— START OF Given records —

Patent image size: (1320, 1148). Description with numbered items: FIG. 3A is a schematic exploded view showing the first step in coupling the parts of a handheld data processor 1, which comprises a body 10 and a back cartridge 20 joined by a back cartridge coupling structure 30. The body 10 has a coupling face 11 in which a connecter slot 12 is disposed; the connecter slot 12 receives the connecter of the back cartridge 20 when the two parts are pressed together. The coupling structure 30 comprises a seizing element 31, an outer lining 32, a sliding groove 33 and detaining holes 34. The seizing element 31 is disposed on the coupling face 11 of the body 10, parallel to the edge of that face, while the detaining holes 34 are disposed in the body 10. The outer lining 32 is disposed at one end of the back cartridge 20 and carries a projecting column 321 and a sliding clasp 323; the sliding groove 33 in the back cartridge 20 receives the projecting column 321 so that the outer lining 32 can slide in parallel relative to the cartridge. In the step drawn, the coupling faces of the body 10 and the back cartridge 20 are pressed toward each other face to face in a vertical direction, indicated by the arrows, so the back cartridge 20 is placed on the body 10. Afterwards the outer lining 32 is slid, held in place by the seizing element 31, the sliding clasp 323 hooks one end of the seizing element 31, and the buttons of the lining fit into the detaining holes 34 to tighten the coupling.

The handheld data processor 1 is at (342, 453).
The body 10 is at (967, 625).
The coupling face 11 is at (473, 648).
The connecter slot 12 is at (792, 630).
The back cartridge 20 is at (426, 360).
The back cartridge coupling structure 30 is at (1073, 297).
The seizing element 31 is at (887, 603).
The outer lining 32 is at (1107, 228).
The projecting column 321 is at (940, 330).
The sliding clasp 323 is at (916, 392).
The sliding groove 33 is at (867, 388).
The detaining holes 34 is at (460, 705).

— END OF Given records —

Pick out each line above that contains the word "lining", counting uppercase and lowercase as different.

Patent image size: (1320, 1148). Description with numbered items: FIG. 3A is a schematic exploded view showing the first step in coupling the parts of a handheld data processor 1, which comprises a body 10 and a back cartridge 20 joined by a back cartridge coupling structure 30. The body 10 has a coupling face 11 in which a connecter slot 12 is disposed; the connecter slot 12 receives the connecter of the back cartridge 20 when the two parts are pressed together. The coupling structure 30 comprises a seizing element 31, an outer lining 32, a sliding groove 33 and detaining holes 34. The seizing element 31 is disposed on the coupling face 11 of the body 10, parallel to the edge of that face, while the detaining holes 34 are disposed in the body 10. The outer lining 32 is disposed at one end of the back cartridge 20 and carries a projecting column 321 and a sliding clasp 323; the sliding groove 33 in the back cartridge 20 receives the projecting column 321 so that the outer lining 32 can slide in parallel relative to the cartridge. In the step drawn, the coupling faces of the body 10 and the back cartridge 20 are pressed toward each other face to face in a vertical direction, indicated by the arrows, so the back cartridge 20 is placed on the body 10. Afterwards the outer lining 32 is slid, held in place by the seizing element 31, the sliding clasp 323 hooks one end of the seizing element 31, and the buttons of the lining fit into the detaining holes 34 to tighten the coupling.
The outer lining 32 is at (1107, 228).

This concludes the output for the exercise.